Work required
Copy the lines exactly, starting with the line containing "y-tick-label-3: 3 (122, 169, 134, 194)" and ending with the line containing "x-tick-label-8: 8 (1239, 368, 1251, 393)".

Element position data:
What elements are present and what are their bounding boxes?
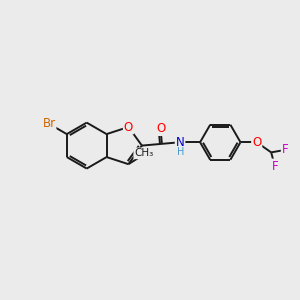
- Text: F: F: [272, 160, 278, 172]
- Text: O: O: [252, 136, 261, 149]
- Text: F: F: [282, 143, 288, 156]
- Text: Br: Br: [42, 117, 56, 130]
- Text: H: H: [177, 147, 184, 157]
- Text: CH₃: CH₃: [134, 148, 154, 158]
- Text: O: O: [124, 121, 133, 134]
- Text: O: O: [156, 122, 165, 135]
- Text: N: N: [176, 136, 184, 149]
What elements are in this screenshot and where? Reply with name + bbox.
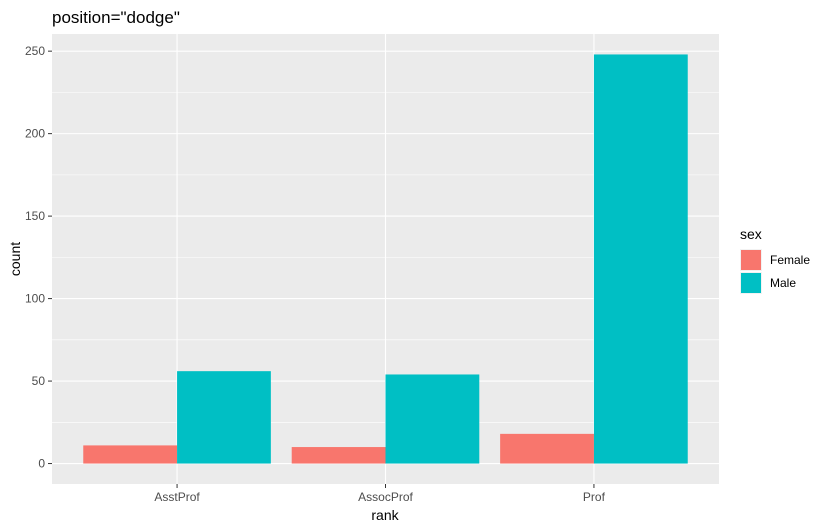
bars (83, 54, 688, 464)
legend-key-male (741, 273, 761, 293)
chart-title: position="dodge" (52, 8, 180, 27)
legend-key-female (741, 250, 761, 270)
bar-female-assocprof (291, 447, 386, 464)
y-tick-label: 200 (25, 127, 45, 141)
y-tick-label: 150 (25, 209, 45, 223)
x-axis-title: rank (371, 507, 399, 523)
legend-label-female: Female (770, 253, 810, 267)
x-tick-label: Prof (583, 490, 606, 504)
y-tick-label: 50 (32, 374, 46, 388)
bar-female-asstprof (83, 445, 178, 464)
y-tick-label: 250 (25, 44, 45, 58)
bar-male-asstprof (177, 371, 271, 464)
bar-female-prof (500, 433, 594, 464)
y-tick-label: 0 (38, 457, 45, 471)
legend-label-male: Male (770, 276, 796, 290)
y-axis: 0 50 100 150 200 250 (25, 44, 52, 471)
x-tick-label: AssocProf (358, 490, 413, 504)
x-tick-label: AsstProf (154, 490, 200, 504)
y-axis-title: count (7, 242, 23, 276)
legend: sex Female Male (740, 226, 810, 294)
y-tick-label: 100 (25, 292, 45, 306)
x-axis: AsstProf AssocProf Prof (154, 484, 606, 504)
bar-male-prof (593, 54, 688, 464)
bar-male-assocprof (385, 374, 480, 464)
legend-title: sex (740, 226, 762, 242)
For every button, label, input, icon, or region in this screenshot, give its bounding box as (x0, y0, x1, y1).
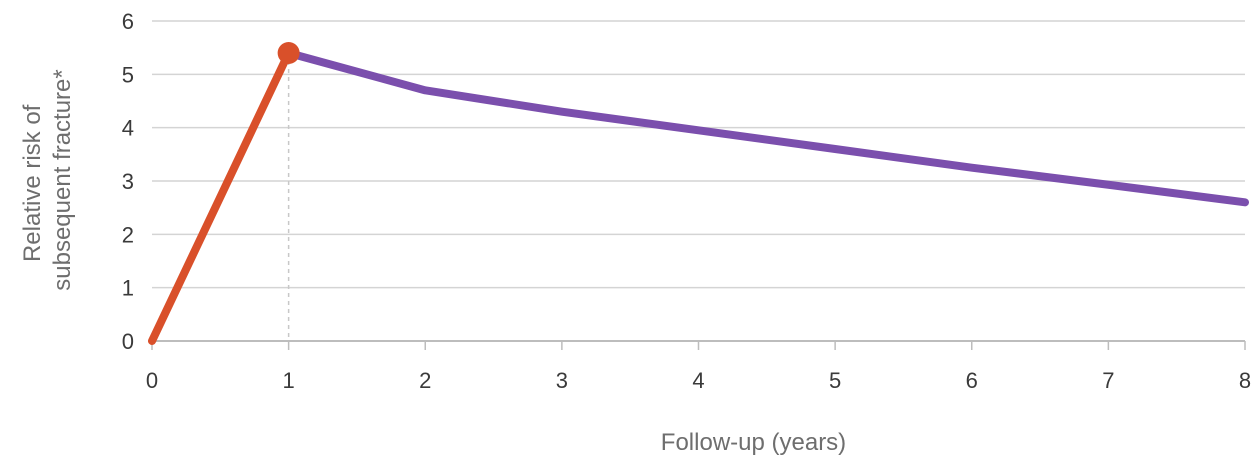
y-tick-label-3: 3 (122, 169, 134, 194)
x-tick-label-0: 0 (146, 368, 158, 393)
x-axis-ticks: 0 1 2 3 4 5 6 7 8 (146, 341, 1251, 393)
x-tick-label-2: 2 (419, 368, 431, 393)
x-tick-label-6: 6 (966, 368, 978, 393)
x-tick-label-7: 7 (1102, 368, 1114, 393)
y-tick-label-2: 2 (122, 222, 134, 247)
x-tick-label-1: 1 (283, 368, 295, 393)
y-tick-label-0: 0 (122, 329, 134, 354)
y-tick-label-6: 6 (122, 9, 134, 34)
x-tick-label-8: 8 (1239, 368, 1251, 393)
y-axis-title: Relative risk of subsequent fracture* (19, 69, 76, 290)
series-line-1 (148, 49, 293, 345)
highlight-point (277, 42, 300, 64)
y-axis-title-line-1: Relative risk of (19, 104, 46, 262)
series-line-2 (284, 49, 1249, 207)
highlight-marker-group (277, 42, 300, 64)
series-lines (148, 49, 1249, 345)
x-tick-label-4: 4 (692, 368, 704, 393)
x-tick-label-3: 3 (556, 368, 568, 393)
y-tick-label-5: 5 (122, 62, 134, 87)
y-tick-label-4: 4 (122, 116, 134, 141)
x-tick-label-5: 5 (829, 368, 841, 393)
x-axis-title: Follow-up (years) (661, 429, 846, 456)
y-axis-title-line-2: subsequent fracture* (49, 69, 76, 290)
y-tick-label-1: 1 (122, 276, 134, 301)
y-axis-ticks: 0 1 2 3 4 5 6 (122, 9, 134, 354)
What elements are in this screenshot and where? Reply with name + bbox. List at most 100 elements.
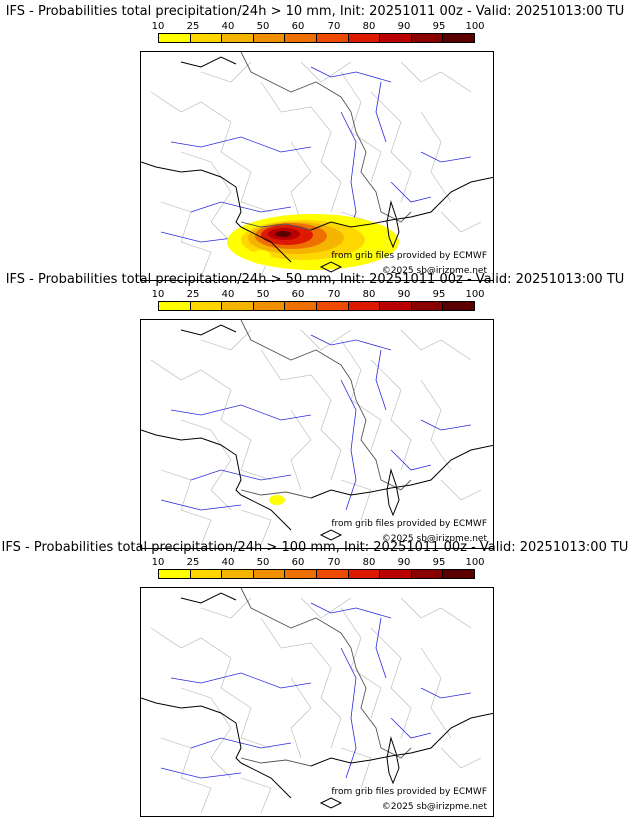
colorbar-segment — [190, 34, 223, 42]
river-line — [310, 602, 392, 619]
admin-boundary — [200, 329, 252, 351]
colorbar-tick-label: 100 — [465, 289, 485, 300]
panel-title: IFS - Probabilities total precipitation/… — [1, 540, 629, 555]
river-line — [310, 334, 392, 351]
admin-boundary — [160, 469, 212, 546]
admin-boundary — [440, 211, 482, 233]
colorbar-tick-label: 90 — [397, 557, 411, 568]
colorbar-segment — [348, 302, 381, 310]
coastline — [310, 176, 493, 231]
colorbar-tick-label: 40 — [221, 557, 235, 568]
country-border — [380, 747, 412, 759]
coastline — [240, 226, 292, 263]
admin-boundary — [400, 61, 472, 93]
colorbar — [158, 33, 475, 43]
country-border — [350, 647, 382, 749]
river-line — [390, 717, 432, 739]
river-line — [390, 181, 432, 203]
coastline — [310, 712, 493, 767]
colorbar-segment — [380, 302, 412, 310]
country-border — [380, 479, 412, 491]
admin-boundary — [290, 677, 312, 759]
admin-boundary — [400, 329, 472, 361]
coastline — [180, 592, 237, 604]
admin-boundary — [340, 747, 372, 789]
admin-boundary — [290, 141, 312, 223]
colorbar-segment — [253, 570, 286, 578]
coastline — [240, 762, 292, 799]
colorbar-tick-label: 50 — [256, 289, 270, 300]
admin-boundary — [300, 61, 352, 83]
river-line — [160, 767, 242, 779]
coastline — [386, 736, 400, 785]
river-line — [190, 737, 292, 749]
admin-boundary — [150, 91, 272, 213]
admin-boundary — [370, 627, 412, 739]
colorbar-tick-label: 80 — [362, 289, 376, 300]
colorbar-tick-label: 25 — [186, 21, 200, 32]
colorbar — [158, 569, 475, 579]
colorbar-tick-label: 25 — [186, 289, 200, 300]
river-line — [375, 81, 387, 143]
colorbar-tick-label: 80 — [362, 21, 376, 32]
probability-map: from grib files provided by ECMWF ©2025 … — [140, 319, 494, 549]
coastline — [386, 200, 400, 249]
colorbar-tick-label: 40 — [221, 21, 235, 32]
colorbar-tick-label: 50 — [256, 557, 270, 568]
colorbar-tick-label: 60 — [291, 21, 305, 32]
colorbar-tick-label: 95 — [432, 289, 446, 300]
admin-boundary — [440, 479, 482, 501]
admin-boundary — [260, 617, 342, 749]
admin-boundary — [260, 81, 342, 213]
colorbar-segment — [443, 570, 474, 578]
coastline — [319, 529, 343, 541]
prob-area-95 — [275, 231, 291, 237]
admin-boundary — [150, 359, 272, 481]
colorbar-labels: 10 25 40 50 60 70 80 90 95 100 — [152, 21, 485, 33]
colorbar-segment — [222, 34, 254, 42]
admin-boundary — [160, 737, 212, 814]
colorbar-segment — [316, 302, 349, 310]
colorbar-tick-label: 95 — [432, 557, 446, 568]
probability-field — [227, 214, 399, 270]
coastline — [319, 261, 343, 273]
panel-title: IFS - Probabilities total precipitation/… — [5, 272, 625, 287]
map-panel-50mm: IFS - Probabilities total precipitation/… — [0, 272, 630, 549]
credit-text: from grib files provided by ECMWF — [331, 251, 487, 261]
copyright-text: ©2025 sb@irizpme.net — [381, 266, 487, 276]
admin-boundary — [400, 597, 472, 629]
colorbar — [158, 301, 475, 311]
prob-area-edge — [251, 250, 271, 264]
colorbar-segment — [285, 34, 317, 42]
admin-boundary — [300, 329, 352, 351]
admin-boundary — [200, 61, 252, 83]
colorbar-labels: 10 25 40 50 60 70 80 90 95 100 — [152, 557, 485, 569]
credit-text: from grib files provided by ECMWF — [331, 519, 487, 529]
admin-boundary — [160, 201, 212, 278]
river-line — [190, 201, 292, 213]
admin-boundary — [180, 419, 232, 511]
admin-boundary — [340, 479, 372, 521]
coastline — [386, 468, 400, 517]
river-line — [390, 449, 432, 471]
country-border — [240, 757, 312, 767]
admin-boundary — [240, 509, 272, 546]
coastline — [141, 697, 242, 764]
colorbar-tick-label: 10 — [151, 21, 165, 32]
colorbar-tick-label: 100 — [465, 557, 485, 568]
map-panel-10mm: IFS - Probabilities total precipitation/… — [0, 4, 630, 281]
copyright-text: ©2025 sb@irizpme.net — [381, 534, 487, 544]
colorbar-tick-label: 10 — [151, 557, 165, 568]
admin-boundary — [440, 747, 482, 769]
colorbar-segment — [222, 302, 254, 310]
probability-field — [269, 495, 285, 505]
country-border — [380, 211, 412, 223]
colorbar-segment — [316, 570, 349, 578]
coastline — [180, 324, 237, 336]
colorbar-segment — [190, 570, 223, 578]
colorbar-segment — [285, 302, 317, 310]
colorbar-labels: 10 25 40 50 60 70 80 90 95 100 — [152, 289, 485, 301]
river-line — [420, 687, 472, 699]
coastline — [180, 56, 237, 68]
coastline — [141, 161, 242, 228]
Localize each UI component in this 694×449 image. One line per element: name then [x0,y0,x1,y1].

Exercise response
y-tick-label-3: 3 (122, 169, 134, 194)
x-tick-label-0: 0 (146, 368, 158, 393)
x-axis-ticks: 0 1 2 3 4 5 6 7 8 (146, 341, 1251, 393)
x-tick-label-2: 2 (419, 368, 431, 393)
x-tick-label-6: 6 (966, 368, 978, 393)
x-tick-label-7: 7 (1102, 368, 1114, 393)
y-tick-label-2: 2 (122, 222, 134, 247)
x-tick-label-1: 1 (283, 368, 295, 393)
y-tick-label-0: 0 (122, 329, 134, 354)
y-tick-label-6: 6 (122, 9, 134, 34)
x-tick-label-8: 8 (1239, 368, 1251, 393)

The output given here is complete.